**DOKUMENTAUSZUG**:
<<<<
Horrorszenarios über die Zukunft der Erde

■ Bei der Klimakonferenz in Sundsvall waren Abwiegler und Panikmacher unter sich Millionen Umweltflüchtlinge vorhergesagt / Konkretes Programm scheitert mal wieder an USA

Aus Sundsvall Reinhard Wolff

Wird das Leben auf der Erde von einem „galoppierenden“ Treibhauseffekt bedroht? Wird sich die gesamte Erdatmosphäre so verändern, das Klima so umkippen, daß die Erde als glutheißer toter Ball endet, ein Planet wie Venus? Bisher noch wird der größte Teil des freigesetzten Kohlendioxids von der Vegetation und den Meeren „verarbeitet“. Was, wenn menschliche Aktivitäten diesen Mechanismus verlangsamen, stoppen?

Extreme Horrorszenarios wurden auf der gestern zu Ende gegangenen Klimakonferenz der Vereinten Nationen im schwedischen Sundsvall aufgezeichnet. 400 UmweltexpertInnen aus 75 Ländern sollten eine Art Zwischenbilanz der bisherigen Forschungsergebnisse ziehen, um diese zu einem Bericht der Intergovernmental Panel on Climate Change (IPCC) gebündelt für die Weltklimakonferenz im November in Genf aufzubereiten. Das vor 18 Monaten eingesetzte IPCC -ForscherInnenkomitee legte neue, alarmierende Zahlen vor: Eine 3-4 Grad höhere Mitteltemperatur bis zum Ende des nächsten Jahrtausend selbst bei einem Festschreiben des globalen CO2-Ausstoßes, also keinerlei weitere Steigerung, auf dem aktuellen Niveau. Als Folge: Ein um 40-85 cm gestiegener Meeresspiegel, der weite Teile jetzigen Kulturlandes überflutet. Möglicherweise Hunderte von Millionen von Umweltflüchtlingen, die vor Trockenheit, Überschwemmungen, Wald- und Steppenbränden, Mißernten fliehen.
>>>>
**DATENAUSZÜGE**:
<<<<
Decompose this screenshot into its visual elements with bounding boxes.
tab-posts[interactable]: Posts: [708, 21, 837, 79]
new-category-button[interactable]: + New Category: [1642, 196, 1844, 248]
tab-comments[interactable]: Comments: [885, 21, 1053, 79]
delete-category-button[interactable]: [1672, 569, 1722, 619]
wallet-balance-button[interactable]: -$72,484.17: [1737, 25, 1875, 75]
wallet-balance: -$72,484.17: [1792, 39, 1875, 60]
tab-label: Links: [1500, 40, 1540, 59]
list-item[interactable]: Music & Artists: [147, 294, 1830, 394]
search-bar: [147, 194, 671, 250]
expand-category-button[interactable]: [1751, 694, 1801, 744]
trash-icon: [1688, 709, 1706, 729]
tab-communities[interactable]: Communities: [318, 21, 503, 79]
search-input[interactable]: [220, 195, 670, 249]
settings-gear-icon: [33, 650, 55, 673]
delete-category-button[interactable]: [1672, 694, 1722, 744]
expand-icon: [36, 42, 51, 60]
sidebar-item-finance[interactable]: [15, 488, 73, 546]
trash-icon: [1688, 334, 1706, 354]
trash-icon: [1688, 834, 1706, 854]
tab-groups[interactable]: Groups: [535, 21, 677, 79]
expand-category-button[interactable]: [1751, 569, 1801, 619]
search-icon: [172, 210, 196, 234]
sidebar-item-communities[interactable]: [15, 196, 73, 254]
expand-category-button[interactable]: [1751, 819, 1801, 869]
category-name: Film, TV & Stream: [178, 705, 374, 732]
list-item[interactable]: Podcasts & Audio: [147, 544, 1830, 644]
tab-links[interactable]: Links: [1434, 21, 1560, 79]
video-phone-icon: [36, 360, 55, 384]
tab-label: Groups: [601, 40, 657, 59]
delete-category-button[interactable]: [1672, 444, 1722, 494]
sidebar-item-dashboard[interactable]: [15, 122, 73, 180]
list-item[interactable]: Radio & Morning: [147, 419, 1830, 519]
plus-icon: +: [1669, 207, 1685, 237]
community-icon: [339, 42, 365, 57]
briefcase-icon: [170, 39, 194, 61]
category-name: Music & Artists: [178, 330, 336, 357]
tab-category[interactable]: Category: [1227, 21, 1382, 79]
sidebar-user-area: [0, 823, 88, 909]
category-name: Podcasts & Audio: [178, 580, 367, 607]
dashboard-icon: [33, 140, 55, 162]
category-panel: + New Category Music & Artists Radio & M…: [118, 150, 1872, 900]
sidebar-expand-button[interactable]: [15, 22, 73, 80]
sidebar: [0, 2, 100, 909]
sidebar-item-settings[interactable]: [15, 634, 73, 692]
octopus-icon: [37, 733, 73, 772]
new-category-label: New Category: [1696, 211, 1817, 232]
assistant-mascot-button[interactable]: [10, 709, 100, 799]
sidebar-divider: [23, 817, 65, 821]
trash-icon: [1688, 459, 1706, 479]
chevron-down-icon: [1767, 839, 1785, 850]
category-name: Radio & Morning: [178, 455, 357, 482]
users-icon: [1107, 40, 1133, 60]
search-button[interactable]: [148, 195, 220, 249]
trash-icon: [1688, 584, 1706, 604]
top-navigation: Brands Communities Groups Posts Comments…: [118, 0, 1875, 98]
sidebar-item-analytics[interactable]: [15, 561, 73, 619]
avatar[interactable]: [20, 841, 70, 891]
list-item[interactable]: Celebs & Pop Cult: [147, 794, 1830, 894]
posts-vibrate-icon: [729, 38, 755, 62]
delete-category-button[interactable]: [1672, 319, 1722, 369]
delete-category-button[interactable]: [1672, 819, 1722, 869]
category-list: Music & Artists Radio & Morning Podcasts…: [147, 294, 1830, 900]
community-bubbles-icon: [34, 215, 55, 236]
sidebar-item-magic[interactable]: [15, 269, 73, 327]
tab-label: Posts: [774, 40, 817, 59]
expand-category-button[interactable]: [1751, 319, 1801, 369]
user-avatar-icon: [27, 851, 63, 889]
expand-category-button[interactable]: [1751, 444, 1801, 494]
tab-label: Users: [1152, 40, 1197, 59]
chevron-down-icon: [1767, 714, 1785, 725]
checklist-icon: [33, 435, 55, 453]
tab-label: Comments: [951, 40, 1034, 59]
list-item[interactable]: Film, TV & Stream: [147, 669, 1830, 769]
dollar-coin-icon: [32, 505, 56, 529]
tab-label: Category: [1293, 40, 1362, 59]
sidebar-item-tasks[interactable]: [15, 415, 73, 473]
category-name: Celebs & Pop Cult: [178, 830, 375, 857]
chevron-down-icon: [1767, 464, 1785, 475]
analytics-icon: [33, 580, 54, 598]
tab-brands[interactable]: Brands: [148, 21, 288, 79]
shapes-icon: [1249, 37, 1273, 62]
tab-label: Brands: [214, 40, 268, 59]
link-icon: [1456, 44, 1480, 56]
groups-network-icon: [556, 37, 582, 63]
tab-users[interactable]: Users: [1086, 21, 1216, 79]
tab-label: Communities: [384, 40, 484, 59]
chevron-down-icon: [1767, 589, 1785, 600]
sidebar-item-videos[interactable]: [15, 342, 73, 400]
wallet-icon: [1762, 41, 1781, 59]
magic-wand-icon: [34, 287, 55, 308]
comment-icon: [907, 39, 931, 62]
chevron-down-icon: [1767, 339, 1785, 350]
>>>>
**ZU ERLEDIGENDE AUFGABEN**:
1 > Gib bitte aus dem Artikel über die Klimakonferenz in Sundsvall den Abschnitt von „Aus Sundsvall Reinhard“ bis „Mechanismus verlangsamen, stoppen?“ wortgetreu wieder.
2 > Wie viele Umweltexpertinnen und -experten aus wie vielen Ländern sollten laut dem Artikel über die Klimakonferenz in Sundsvall eine Zwischenbilanz der Forschungsergebnisse ziehen?

**LÖSUNGEN JE AUFGABE**:
1 >
Aus Sundsvall Reinhard Wolff

Wird das Leben auf der Erde von einem „galoppierenden“ Treibhauseffekt bedroht? Wird sich die gesamte Erdatmosphäre so verändern, das Klima so umkippen, daß die Erde als glutheißer toter Ball endet, ein Planet wie Venus? Bisher noch wird der größte Teil des freigesetzten Kohlendioxids von der Vegetation und den Meeren „verarbeitet“. Was, wenn menschliche Aktivitäten diesen Mechanismus verlangsamen, stoppen?

2 > 400 UmweltexpertInnen aus 75 Ländern.